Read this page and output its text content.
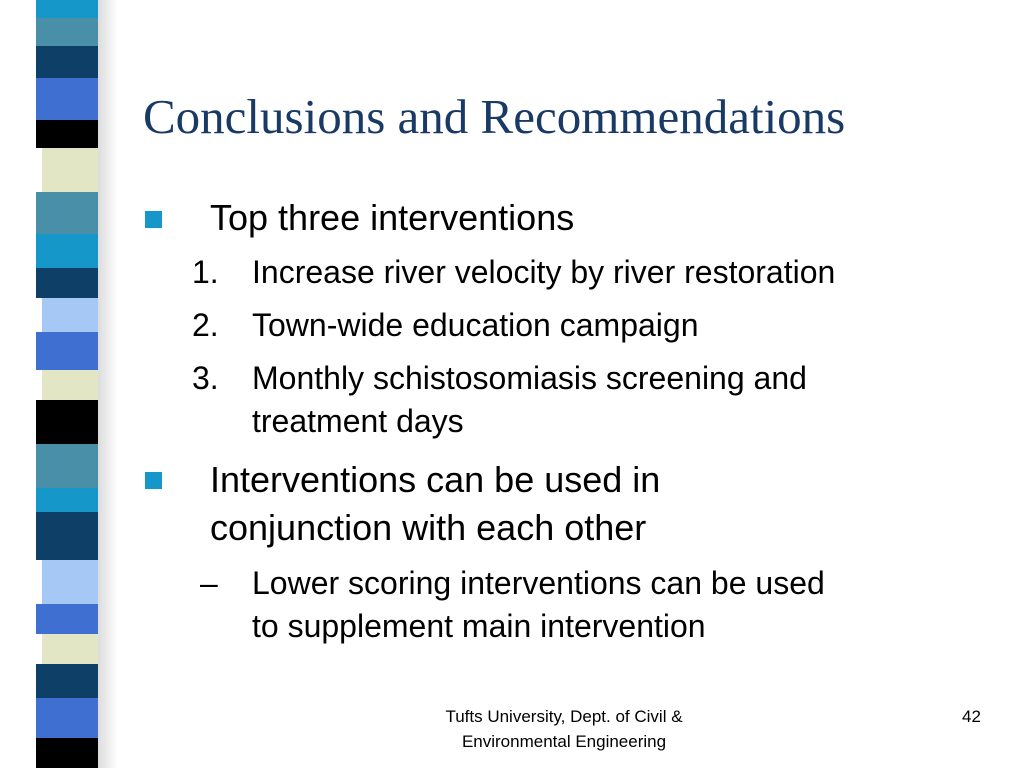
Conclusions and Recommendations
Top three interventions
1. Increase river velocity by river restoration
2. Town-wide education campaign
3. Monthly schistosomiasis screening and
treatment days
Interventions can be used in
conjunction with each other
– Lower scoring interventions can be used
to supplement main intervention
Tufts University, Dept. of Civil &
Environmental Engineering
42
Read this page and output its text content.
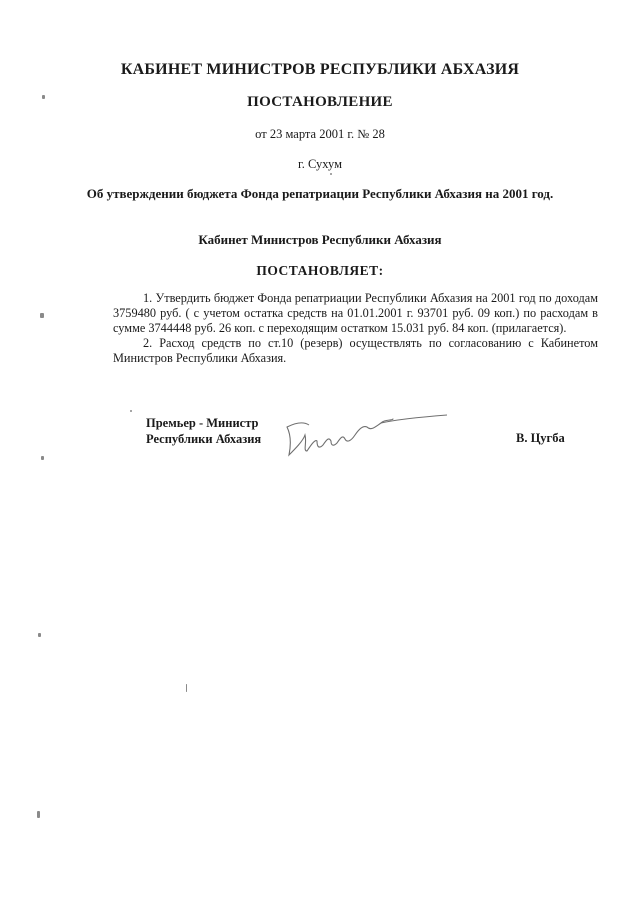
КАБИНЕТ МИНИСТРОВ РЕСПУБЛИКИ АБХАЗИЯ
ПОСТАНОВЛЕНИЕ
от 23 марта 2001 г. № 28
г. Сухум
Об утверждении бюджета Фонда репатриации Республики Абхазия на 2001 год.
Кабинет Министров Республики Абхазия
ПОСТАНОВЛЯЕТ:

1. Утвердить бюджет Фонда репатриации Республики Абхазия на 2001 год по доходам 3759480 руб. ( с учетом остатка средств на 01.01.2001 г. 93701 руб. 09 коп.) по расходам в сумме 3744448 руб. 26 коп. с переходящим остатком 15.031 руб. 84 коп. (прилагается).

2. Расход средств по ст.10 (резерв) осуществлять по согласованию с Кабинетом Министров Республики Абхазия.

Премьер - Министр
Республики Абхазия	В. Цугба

---

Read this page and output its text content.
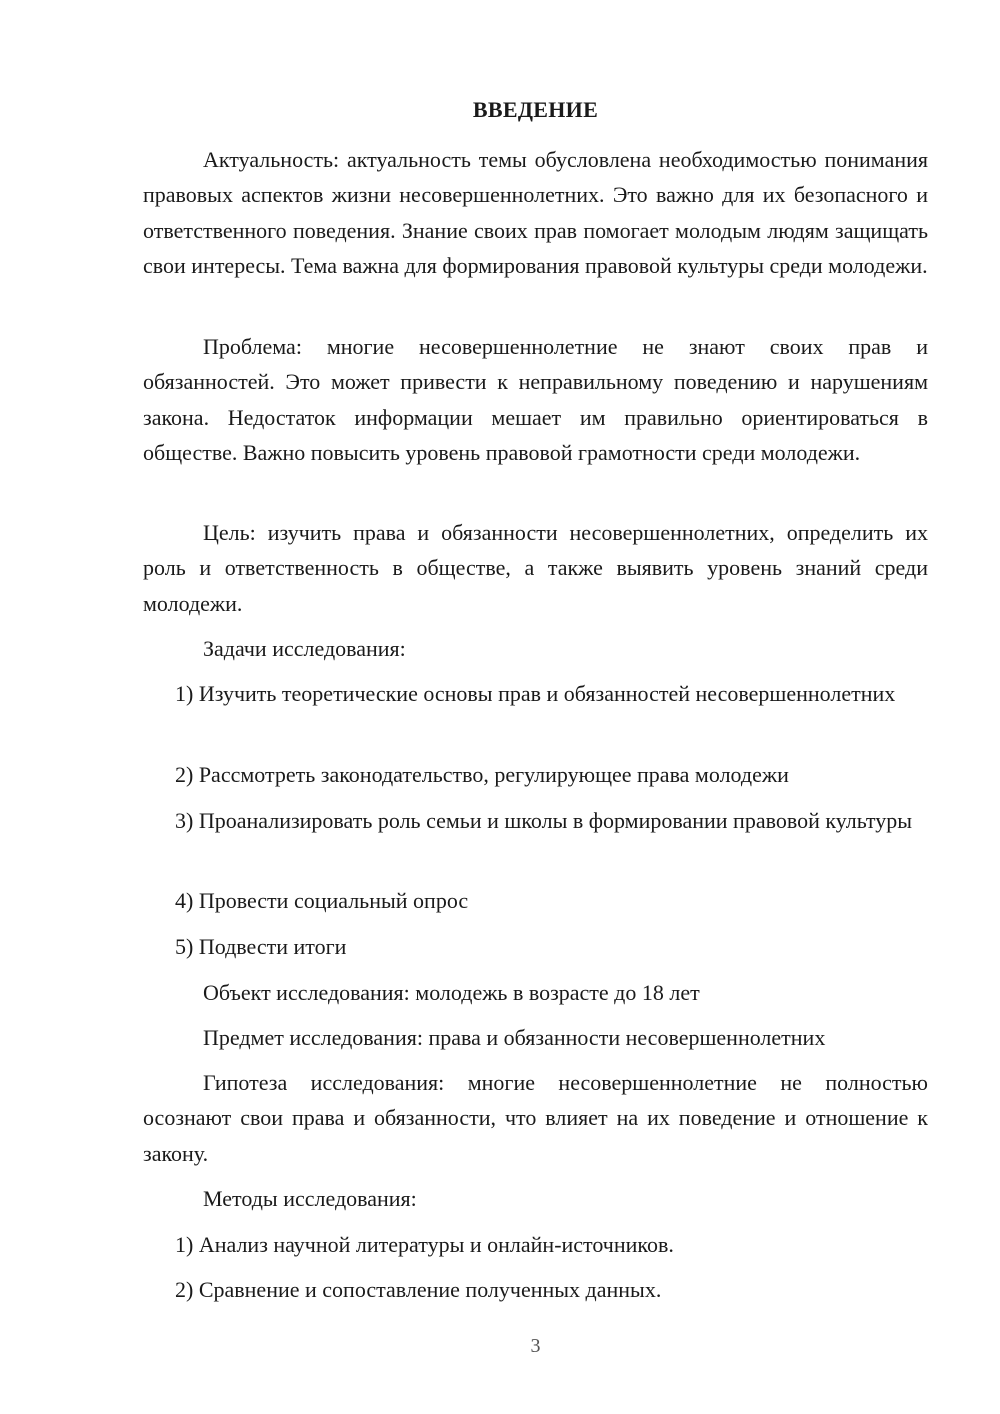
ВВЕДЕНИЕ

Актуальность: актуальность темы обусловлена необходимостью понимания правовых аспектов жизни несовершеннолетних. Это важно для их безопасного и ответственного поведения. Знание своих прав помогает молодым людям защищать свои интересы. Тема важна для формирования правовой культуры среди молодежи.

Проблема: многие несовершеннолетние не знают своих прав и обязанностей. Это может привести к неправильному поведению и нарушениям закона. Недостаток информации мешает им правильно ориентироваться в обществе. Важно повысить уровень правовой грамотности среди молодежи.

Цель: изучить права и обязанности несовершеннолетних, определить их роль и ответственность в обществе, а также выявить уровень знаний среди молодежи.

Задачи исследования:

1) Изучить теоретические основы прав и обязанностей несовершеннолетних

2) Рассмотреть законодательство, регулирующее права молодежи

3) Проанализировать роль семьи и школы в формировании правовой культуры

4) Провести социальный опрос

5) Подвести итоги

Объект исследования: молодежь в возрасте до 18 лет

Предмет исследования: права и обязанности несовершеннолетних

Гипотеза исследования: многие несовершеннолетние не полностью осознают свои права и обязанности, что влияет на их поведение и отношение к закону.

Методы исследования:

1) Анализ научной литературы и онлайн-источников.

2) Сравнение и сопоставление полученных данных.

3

---

=== EXERCISE TASK ===
Write down only the number of lines that contain the string "молодежи" in the listing.

=== EXERCISE OUTPUT ===
4